_Exercise_. State how many lines of the records contain the string "mediante". Give the number alone.

[Begin]

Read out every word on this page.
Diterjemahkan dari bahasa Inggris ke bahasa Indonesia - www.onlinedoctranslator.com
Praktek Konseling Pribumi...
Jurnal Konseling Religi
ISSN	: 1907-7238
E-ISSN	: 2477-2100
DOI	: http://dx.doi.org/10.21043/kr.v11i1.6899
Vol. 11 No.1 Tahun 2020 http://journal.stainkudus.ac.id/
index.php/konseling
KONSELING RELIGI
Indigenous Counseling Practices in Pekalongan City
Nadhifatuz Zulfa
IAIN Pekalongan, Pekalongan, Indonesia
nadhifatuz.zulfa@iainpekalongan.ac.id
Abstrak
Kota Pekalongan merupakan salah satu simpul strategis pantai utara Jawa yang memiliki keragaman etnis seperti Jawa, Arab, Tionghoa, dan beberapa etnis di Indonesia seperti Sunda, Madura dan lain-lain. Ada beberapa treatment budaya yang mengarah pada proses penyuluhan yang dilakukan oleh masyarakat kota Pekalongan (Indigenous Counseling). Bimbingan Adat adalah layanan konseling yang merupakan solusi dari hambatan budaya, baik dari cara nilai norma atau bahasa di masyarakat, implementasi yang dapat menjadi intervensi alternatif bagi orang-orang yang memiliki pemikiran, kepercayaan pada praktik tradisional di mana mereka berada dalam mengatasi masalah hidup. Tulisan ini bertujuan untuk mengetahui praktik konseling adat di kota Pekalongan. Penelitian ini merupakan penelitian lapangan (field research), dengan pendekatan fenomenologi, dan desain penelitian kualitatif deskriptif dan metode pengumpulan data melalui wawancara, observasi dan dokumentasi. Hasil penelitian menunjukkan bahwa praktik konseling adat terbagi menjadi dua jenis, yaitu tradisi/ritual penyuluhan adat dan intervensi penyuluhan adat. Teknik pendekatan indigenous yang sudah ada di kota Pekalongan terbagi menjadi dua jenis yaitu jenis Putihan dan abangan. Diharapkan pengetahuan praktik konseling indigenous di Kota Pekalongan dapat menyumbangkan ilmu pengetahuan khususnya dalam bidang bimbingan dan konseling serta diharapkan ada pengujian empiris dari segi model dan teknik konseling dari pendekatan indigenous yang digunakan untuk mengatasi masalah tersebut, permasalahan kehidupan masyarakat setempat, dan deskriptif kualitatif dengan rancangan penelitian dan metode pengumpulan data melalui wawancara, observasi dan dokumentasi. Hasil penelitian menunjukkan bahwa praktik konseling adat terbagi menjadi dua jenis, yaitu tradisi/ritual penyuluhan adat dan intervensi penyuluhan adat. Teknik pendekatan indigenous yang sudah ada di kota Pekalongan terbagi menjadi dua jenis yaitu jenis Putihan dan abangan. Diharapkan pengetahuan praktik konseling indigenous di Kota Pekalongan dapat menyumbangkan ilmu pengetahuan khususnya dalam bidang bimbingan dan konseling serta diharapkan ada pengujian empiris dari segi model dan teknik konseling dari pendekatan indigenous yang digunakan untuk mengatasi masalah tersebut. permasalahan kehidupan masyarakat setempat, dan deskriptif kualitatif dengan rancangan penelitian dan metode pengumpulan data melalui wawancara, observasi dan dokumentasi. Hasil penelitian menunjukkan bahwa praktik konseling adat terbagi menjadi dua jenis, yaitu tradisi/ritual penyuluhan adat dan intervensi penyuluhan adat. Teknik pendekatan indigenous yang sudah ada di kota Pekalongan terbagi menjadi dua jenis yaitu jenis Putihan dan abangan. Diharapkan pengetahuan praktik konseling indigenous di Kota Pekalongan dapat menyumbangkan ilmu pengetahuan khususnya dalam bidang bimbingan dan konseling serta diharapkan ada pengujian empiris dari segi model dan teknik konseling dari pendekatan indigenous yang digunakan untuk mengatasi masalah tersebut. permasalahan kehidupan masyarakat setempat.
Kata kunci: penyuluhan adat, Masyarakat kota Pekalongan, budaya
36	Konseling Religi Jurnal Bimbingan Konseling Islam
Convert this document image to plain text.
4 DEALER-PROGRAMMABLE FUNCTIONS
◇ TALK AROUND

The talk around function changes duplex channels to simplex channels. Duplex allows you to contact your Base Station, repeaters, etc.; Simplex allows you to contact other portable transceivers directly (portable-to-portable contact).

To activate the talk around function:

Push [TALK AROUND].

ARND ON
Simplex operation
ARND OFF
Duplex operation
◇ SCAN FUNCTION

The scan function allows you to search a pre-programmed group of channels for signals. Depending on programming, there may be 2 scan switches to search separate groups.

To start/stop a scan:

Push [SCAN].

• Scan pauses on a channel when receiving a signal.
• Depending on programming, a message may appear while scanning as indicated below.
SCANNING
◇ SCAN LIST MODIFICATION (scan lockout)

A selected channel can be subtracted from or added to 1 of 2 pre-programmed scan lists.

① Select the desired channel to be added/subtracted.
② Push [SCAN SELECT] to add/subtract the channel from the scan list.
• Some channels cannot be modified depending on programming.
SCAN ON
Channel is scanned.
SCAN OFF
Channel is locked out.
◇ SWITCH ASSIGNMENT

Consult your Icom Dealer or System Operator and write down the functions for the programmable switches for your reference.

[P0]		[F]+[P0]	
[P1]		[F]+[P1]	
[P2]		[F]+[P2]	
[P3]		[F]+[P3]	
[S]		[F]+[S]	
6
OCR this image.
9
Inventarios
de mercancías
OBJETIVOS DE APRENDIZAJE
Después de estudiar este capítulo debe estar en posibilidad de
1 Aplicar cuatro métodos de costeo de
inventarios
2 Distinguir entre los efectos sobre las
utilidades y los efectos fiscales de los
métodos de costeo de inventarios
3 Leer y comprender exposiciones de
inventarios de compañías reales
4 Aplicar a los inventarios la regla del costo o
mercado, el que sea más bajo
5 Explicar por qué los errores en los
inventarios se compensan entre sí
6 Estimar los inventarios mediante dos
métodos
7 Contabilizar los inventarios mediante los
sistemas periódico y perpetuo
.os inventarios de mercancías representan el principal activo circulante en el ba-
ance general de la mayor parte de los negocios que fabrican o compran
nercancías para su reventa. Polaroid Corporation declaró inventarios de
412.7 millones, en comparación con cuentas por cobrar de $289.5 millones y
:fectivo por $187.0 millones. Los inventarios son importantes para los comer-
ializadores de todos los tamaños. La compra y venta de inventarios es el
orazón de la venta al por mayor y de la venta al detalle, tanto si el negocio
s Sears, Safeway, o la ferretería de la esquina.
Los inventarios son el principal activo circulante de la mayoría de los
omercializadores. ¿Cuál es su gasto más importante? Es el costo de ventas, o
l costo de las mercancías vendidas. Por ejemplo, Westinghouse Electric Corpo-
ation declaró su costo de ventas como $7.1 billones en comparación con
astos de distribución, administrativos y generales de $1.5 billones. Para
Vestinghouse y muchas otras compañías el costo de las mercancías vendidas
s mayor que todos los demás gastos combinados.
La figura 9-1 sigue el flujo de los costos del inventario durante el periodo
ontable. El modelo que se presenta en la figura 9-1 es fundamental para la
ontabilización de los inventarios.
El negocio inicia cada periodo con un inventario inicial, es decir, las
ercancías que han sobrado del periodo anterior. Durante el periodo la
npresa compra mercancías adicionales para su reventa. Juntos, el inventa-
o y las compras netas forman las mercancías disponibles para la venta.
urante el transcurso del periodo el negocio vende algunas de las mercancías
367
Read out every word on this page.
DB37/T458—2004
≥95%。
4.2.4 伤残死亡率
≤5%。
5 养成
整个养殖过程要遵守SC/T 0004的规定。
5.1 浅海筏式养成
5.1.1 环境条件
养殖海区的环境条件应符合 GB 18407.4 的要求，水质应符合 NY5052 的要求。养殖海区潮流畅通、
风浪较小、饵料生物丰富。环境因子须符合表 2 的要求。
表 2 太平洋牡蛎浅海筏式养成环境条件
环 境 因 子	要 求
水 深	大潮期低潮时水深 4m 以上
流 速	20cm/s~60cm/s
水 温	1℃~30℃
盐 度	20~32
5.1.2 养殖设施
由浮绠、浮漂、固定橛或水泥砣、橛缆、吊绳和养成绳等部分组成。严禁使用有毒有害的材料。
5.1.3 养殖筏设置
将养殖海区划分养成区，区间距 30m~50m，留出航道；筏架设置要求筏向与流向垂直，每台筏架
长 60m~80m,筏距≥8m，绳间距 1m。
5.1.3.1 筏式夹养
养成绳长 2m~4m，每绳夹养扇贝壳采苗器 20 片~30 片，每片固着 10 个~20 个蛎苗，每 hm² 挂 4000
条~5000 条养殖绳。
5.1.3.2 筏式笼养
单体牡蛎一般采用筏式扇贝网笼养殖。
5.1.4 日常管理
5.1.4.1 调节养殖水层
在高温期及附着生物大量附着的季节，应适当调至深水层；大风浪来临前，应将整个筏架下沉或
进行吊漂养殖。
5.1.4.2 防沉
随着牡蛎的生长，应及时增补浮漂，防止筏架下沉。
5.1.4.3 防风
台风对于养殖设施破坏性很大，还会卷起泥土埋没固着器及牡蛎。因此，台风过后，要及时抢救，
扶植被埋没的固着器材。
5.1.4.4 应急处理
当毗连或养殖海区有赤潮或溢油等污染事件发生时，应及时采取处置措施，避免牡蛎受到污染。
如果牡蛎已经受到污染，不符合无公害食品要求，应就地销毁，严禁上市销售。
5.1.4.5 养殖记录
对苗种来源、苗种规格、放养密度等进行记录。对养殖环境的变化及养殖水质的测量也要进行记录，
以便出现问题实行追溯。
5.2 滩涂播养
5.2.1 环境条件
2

[End]

_Solved exercise_. 2